Write out the data word for word, from its first line up to and including the line with "seismic-trace <box>49 701 771 705</box>".

Records for processing:
* * *
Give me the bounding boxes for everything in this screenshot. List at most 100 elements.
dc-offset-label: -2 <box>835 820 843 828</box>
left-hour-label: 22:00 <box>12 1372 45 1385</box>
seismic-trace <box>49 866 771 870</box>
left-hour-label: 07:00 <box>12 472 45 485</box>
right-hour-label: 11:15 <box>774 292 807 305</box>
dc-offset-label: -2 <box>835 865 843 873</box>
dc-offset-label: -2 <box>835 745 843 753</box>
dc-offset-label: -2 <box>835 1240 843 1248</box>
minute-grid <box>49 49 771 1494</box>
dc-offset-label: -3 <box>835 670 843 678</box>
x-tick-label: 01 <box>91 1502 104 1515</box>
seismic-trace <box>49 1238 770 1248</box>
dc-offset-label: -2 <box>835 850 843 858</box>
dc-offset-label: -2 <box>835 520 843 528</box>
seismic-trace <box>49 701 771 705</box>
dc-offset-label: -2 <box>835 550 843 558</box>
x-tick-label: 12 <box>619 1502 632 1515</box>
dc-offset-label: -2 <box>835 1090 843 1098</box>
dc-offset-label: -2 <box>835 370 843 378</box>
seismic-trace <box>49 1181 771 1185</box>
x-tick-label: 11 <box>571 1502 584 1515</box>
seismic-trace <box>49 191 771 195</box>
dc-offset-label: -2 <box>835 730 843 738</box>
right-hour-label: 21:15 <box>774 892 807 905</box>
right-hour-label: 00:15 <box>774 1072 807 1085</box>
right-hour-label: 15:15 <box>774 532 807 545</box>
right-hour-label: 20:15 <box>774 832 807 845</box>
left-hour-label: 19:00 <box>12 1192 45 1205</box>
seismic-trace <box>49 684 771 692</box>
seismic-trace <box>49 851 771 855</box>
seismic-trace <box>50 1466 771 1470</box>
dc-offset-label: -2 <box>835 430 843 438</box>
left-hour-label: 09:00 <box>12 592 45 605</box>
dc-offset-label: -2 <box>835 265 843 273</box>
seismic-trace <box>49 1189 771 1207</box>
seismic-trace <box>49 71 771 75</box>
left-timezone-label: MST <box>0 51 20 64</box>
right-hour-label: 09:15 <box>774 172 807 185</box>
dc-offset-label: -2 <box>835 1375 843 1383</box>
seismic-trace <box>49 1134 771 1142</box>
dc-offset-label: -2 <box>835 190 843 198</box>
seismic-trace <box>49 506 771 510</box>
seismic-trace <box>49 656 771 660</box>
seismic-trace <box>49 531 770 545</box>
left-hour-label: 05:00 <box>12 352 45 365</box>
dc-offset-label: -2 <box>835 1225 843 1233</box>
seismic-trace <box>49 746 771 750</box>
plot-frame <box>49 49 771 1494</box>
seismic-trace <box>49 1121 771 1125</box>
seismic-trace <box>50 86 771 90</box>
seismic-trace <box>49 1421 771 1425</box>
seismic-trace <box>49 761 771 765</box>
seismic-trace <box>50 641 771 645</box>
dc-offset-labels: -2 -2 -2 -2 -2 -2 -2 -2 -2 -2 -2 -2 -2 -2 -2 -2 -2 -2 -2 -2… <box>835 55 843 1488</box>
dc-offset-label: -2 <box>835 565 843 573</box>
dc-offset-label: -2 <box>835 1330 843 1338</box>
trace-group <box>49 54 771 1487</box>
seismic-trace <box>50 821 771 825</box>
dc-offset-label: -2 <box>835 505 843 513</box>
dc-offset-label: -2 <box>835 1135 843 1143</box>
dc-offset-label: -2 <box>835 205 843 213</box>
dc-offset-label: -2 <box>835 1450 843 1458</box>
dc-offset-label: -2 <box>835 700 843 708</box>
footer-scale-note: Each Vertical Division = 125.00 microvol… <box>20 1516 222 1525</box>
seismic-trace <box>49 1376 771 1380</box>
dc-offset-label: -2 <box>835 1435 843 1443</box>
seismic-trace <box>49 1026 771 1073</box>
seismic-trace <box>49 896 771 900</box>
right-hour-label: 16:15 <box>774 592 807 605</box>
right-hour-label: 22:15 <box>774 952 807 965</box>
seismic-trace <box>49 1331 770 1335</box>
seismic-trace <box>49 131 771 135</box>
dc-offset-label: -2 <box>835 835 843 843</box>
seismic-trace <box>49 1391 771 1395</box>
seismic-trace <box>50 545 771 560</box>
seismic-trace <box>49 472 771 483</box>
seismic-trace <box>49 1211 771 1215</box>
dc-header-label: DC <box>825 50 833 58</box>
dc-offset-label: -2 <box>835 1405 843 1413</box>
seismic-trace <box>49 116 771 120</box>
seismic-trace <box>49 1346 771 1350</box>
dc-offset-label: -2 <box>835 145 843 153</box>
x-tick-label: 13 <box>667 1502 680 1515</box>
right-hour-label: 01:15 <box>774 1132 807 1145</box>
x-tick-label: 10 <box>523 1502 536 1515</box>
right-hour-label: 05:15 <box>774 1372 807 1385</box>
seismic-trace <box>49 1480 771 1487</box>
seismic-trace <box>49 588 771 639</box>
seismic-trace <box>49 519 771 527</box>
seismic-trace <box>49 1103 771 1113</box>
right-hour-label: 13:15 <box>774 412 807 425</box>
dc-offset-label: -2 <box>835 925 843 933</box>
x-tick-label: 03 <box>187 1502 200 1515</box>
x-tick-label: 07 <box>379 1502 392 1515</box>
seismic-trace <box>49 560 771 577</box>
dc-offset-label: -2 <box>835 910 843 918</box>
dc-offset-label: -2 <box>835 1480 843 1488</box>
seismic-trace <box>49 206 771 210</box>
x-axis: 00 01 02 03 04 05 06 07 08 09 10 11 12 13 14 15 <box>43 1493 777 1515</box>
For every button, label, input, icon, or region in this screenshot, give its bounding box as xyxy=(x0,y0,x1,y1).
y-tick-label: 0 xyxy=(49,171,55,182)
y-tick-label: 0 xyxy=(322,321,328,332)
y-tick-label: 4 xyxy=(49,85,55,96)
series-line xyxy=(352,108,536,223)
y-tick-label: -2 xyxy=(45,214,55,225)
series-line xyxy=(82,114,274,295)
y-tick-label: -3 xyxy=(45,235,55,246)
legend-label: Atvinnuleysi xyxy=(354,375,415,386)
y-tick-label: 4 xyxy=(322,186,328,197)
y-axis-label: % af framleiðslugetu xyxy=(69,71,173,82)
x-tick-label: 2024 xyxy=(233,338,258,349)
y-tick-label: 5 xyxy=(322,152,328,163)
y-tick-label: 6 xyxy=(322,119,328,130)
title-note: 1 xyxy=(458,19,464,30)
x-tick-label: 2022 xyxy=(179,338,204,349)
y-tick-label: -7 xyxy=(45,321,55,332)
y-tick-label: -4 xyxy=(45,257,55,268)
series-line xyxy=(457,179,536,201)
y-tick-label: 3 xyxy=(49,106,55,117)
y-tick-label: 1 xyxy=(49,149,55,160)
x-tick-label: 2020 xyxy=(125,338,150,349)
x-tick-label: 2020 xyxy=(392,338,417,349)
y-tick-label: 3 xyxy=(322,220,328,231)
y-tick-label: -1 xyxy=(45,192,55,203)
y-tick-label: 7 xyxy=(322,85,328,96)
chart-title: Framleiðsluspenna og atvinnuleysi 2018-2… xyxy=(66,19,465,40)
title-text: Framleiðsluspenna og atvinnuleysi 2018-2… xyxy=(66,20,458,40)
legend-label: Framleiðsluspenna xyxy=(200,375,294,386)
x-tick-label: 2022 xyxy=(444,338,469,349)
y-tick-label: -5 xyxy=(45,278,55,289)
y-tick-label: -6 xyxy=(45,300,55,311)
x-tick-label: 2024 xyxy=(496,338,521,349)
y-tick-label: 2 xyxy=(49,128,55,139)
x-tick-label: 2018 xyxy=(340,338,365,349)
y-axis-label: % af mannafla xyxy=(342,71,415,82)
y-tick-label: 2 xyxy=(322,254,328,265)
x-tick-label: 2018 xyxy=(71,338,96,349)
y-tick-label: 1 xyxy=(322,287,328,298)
* * *
Task result:
Give me the bounding boxes for everything in this screenshot. List at most 100 elements.
dc-offset-label: -2 <box>835 820 843 828</box>
left-hour-label: 22:00 <box>12 1372 45 1385</box>
seismic-trace <box>49 866 771 870</box>
left-hour-label: 07:00 <box>12 472 45 485</box>
right-hour-label: 11:15 <box>774 292 807 305</box>
dc-offset-label: -2 <box>835 865 843 873</box>
dc-offset-label: -2 <box>835 745 843 753</box>
dc-offset-label: -2 <box>835 1240 843 1248</box>
minute-grid <box>49 49 771 1494</box>
dc-offset-label: -3 <box>835 670 843 678</box>
x-tick-label: 01 <box>91 1502 104 1515</box>
seismic-trace <box>49 1238 770 1248</box>
dc-offset-label: -2 <box>835 850 843 858</box>
dc-offset-label: -2 <box>835 520 843 528</box>
seismic-trace <box>49 701 771 705</box>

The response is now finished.